What needs to be done -
Check each line of the records below and collect those that include the word "central".

Entries -
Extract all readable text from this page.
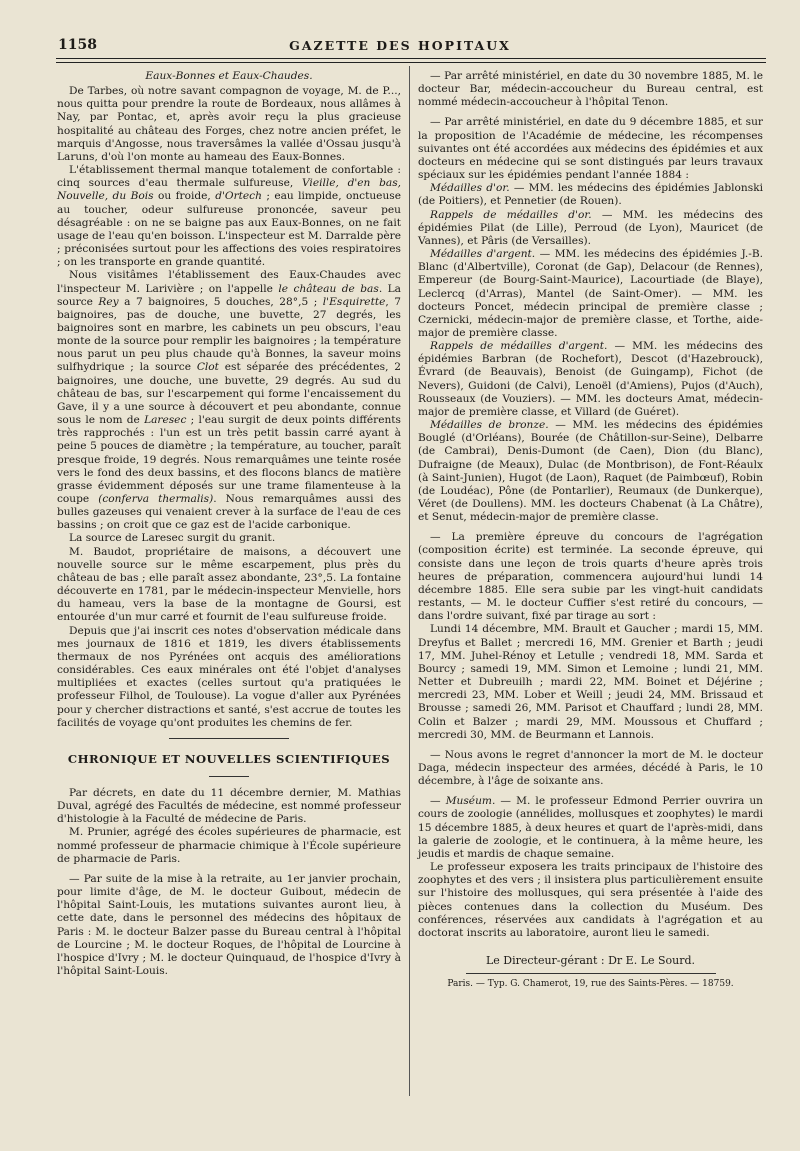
1158	GAZETTE DES HOPITAUX

Eaux-Bonnes et Eaux-Chaudes.

De Tarbes, où notre savant compagnon de voyage, M. de P..., nous quitta pour prendre la route de Bordeaux, nous allâmes à Nay, par Pontac, et, après avoir reçu la plus gracieuse hospitalité au château des Forges, chez notre ancien préfet, le marquis d'Angosse, nous traversâmes la vallée d'Ossau jusqu'à Laruns, d'où l'on monte au hameau des Eaux-Bonnes.

L'établissement thermal manque totalement de confortable : cinq sources d'eau thermale sulfureuse, Vieille, d'en bas, Nouvelle, du Bois ou froide, d'Ortech ; eau limpide, onctueuse au toucher, odeur sulfureuse prononcée, saveur peu désagréable : on ne se baigne pas aux Eaux-Bonnes, on ne fait usage de l'eau qu'en boisson. L'inspecteur est M. Darralde père ; préconisées surtout pour les affections des voies respiratoires ; on les transporte en grande quantité.

Nous visitâmes l'établissement des Eaux-Chaudes avec l'inspecteur M. Larivière ; on l'appelle le château de bas. La source Rey a 7 baignoires, 5 douches, 28°,5 ; l'Esquirette, 7 baignoires, pas de douche, une buvette, 27 degrés, les baignoires sont en marbre, les cabinets un peu obscurs, l'eau monte de la source pour remplir les baignoires ; la température nous parut un peu plus chaude qu'à Bonnes, la saveur moins sulfhydrique ; la source Clot est séparée des précédentes, 2 baignoires, une douche, une buvette, 29 degrés. Au sud du château de bas, sur l'escarpement qui forme l'encaissement du Gave, il y a une source à découvert et peu abondante, connue sous le nom de Laresec ; l'eau surgit de deux points différents très rapprochés : l'un est un très petit bassin carré ayant à peine 5 pouces de diamètre ; la température, au toucher, paraît presque froide, 19 degrés. Nous remarquâmes une teinte rosée vers le fond des deux bassins, et des flocons blancs de matière grasse évidemment déposés sur une trame filamenteuse à la coupe (conferva thermalis). Nous remarquâmes aussi des bulles gazeuses qui venaient crever à la surface de l'eau de ces bassins ; on croit que ce gaz est de l'acide carbonique.

La source de Laresec surgit du granit.

M. Baudot, propriétaire de maisons, a découvert une nouvelle source sur le même escarpement, plus près du château de bas ; elle paraît assez abondante, 23°,5. La fontaine découverte en 1781, par le médecin-inspecteur Menvielle, hors du hameau, vers la base de la montagne de Goursi, est entourée d'un mur carré et fournit de l'eau sulfureuse froide.

Depuis que j'ai inscrit ces notes d'observation médicale dans mes journaux de 1816 et 1819, les divers établissements thermaux de nos Pyrénées ont acquis des améliorations considérables. Ces eaux minérales ont été l'objet d'analyses multipliées et exactes (celles surtout qu'a pratiquées le professeur Filhol, de Toulouse). La vogue d'aller aux Pyrénées pour y chercher distractions et santé, s'est accrue de toutes les facilités de voyage qu'ont produites les chemins de fer.

CHRONIQUE ET NOUVELLES SCIENTIFIQUES

Par décrets, en date du 11 décembre dernier, M. Mathias Duval, agrégé des Facultés de médecine, est nommé professeur d'histologie à la Faculté de médecine de Paris.

M. Prunier, agrégé des écoles supérieures de pharmacie, est nommé professeur de pharmacie chimique à l'École supérieure de pharmacie de Paris.

— Par suite de la mise à la retraite, au 1er janvier prochain, pour limite d'âge, de M. le docteur Guibout, médecin de l'hôpital Saint-Louis, les mutations suivantes auront lieu, à cette date, dans le personnel des médecins des hôpitaux de Paris : M. le docteur Balzer passe du Bureau central à l'hôpital de Lourcine ; M. le docteur Roques, de l'hôpital de Lourcine à l'hospice d'Ivry ; M. le docteur Quinquaud, de l'hospice d'Ivry à l'hôpital Saint-Louis.

— Par arrêté ministériel, en date du 30 novembre 1885, M. le docteur Bar, médecin-accoucheur du Bureau central, est nommé médecin-accoucheur à l'hôpital Tenon.

— Par arrêté ministériel, en date du 9 décembre 1885, et sur la proposition de l'Académie de médecine, les récompenses suivantes ont été accordées aux médecins des épidémies et aux docteurs en médecine qui se sont distingués par leurs travaux spéciaux sur les épidémies pendant l'année 1884 :

Médailles d'or. — MM. les médecins des épidémies Jablonski (de Poitiers), et Pennetier (de Rouen).

Rappels de médailles d'or. — MM. les médecins des épidémies Pilat (de Lille), Perroud (de Lyon), Mauricet (de Vannes), et Pâris (de Versailles).

Médailles d'argent. — MM. les médecins des épidémies J.-B. Blanc (d'Albertville), Coronat (de Gap), Delacour (de Rennes), Empereur (de Bourg-Saint-Maurice), Lacourtiade (de Blaye), Leclercq (d'Arras), Mantel (de Saint-Omer). — MM. les docteurs Poncet, médecin principal de première classe ; Czernicki, médecin-major de première classe, et Torthe, aide-major de première classe.

Rappels de médailles d'argent. — MM. les médecins des épidémies Barbran (de Rochefort), Descot (d'Hazebrouck), Évrard (de Beauvais), Benoist (de Guingamp), Fichot (de Nevers), Guidoni (de Calvi), Lenoël (d'Amiens), Pujos (d'Auch), Rousseaux (de Vouziers). — MM. les docteurs Amat, médecin-major de première classe, et Villard (de Guéret).

Médailles de bronze. — MM. les médecins des épidémies Bouglé (d'Orléans), Bourée (de Châtillon-sur-Seine), Delbarre (de Cambrai), Denis-Dumont (de Caen), Dion (du Blanc), Dufraigne (de Meaux), Dulac (de Montbrison), de Font-Réaulx (à Saint-Junien), Hugot (de Laon), Raquet (de Paimbœuf), Robin (de Loudéac), Pône (de Pontarlier), Reumaux (de Dunkerque), Véret (de Doullens). MM. les docteurs Chabenat (à La Châtre), et Senut, médecin-major de première classe.

— La première épreuve du concours de l'agrégation (composition écrite) est terminée. La seconde épreuve, qui consiste dans une leçon de trois quarts d'heure après trois heures de préparation, commencera aujourd'hui lundi 14 décembre 1885. Elle sera subie par les vingt-huit candidats restants, — M. le docteur Cuffier s'est retiré du concours, — dans l'ordre suivant, fixé par tirage au sort :

Lundi 14 décembre, MM. Brault et Gaucher ; mardi 15, MM. Dreyfus et Ballet ; mercredi 16, MM. Grenier et Barth ; jeudi 17, MM. Juhel-Rénoy et Letulle ; vendredi 18, MM. Sarda et Bourcy ; samedi 19, MM. Simon et Lemoine ; lundi 21, MM. Netter et Dubreuilh ; mardi 22, MM. Boinet et Déjérine ; mercredi 23, MM. Lober et Weill ; jeudi 24, MM. Brissaud et Brousse ; samedi 26, MM. Parisot et Chauffard ; lundi 28, MM. Colin et Balzer ; mardi 29, MM. Moussous et Chuffard ; mercredi 30, MM. de Beurmann et Lannois.

— Nous avons le regret d'annoncer la mort de M. le docteur Daga, médecin inspecteur des armées, décédé à Paris, le 10 décembre, à l'âge de soixante ans.

— Muséum. — M. le professeur Edmond Perrier ouvrira un cours de zoologie (annélides, mollusques et zoophytes) le mardi 15 décembre 1885, à deux heures et quart de l'après-midi, dans la galerie de zoologie, et le continuera, à la même heure, les jeudis et mardis de chaque semaine.

Le professeur exposera les traits principaux de l'histoire des zoophytes et des vers ; il insistera plus particulièrement ensuite sur l'histoire des mollusques, qui sera présentée à l'aide des pièces contenues dans la collection du Muséum. Des conférences, réservées aux candidats à l'agrégation et au doctorat inscrits au laboratoire, auront lieu le samedi.

Le Directeur-gérant : Dr E. Le Sourd.

Paris. — Typ. G. Chamerot, 19, rue des Saints-Pères. — 18759.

Task result -
— Par suite de la mise à la retraite, au 1er janvier prochain, pour limite d'âge, de M. le docteur Guibout, médecin de l'hôpital Saint-Louis, les mutations suivantes auront lieu, à cette date, dans le personnel des médecins des hôpitaux de Paris : M. le docteur Balzer passe du Bureau central à l'hôpital de Lourcine ; M. le docteur Roques, de l'hôpital de Lourcine à l'hospice d'Ivry ; M. le docteur Quinquaud, de l'hospice d'Ivry à l'hôpital Saint-Louis.
— Par arrêté ministériel, en date du 30 novembre 1885, M. le docteur Bar, médecin-accoucheur du Bureau central, est nommé médecin-accoucheur à l'hôpital Tenon.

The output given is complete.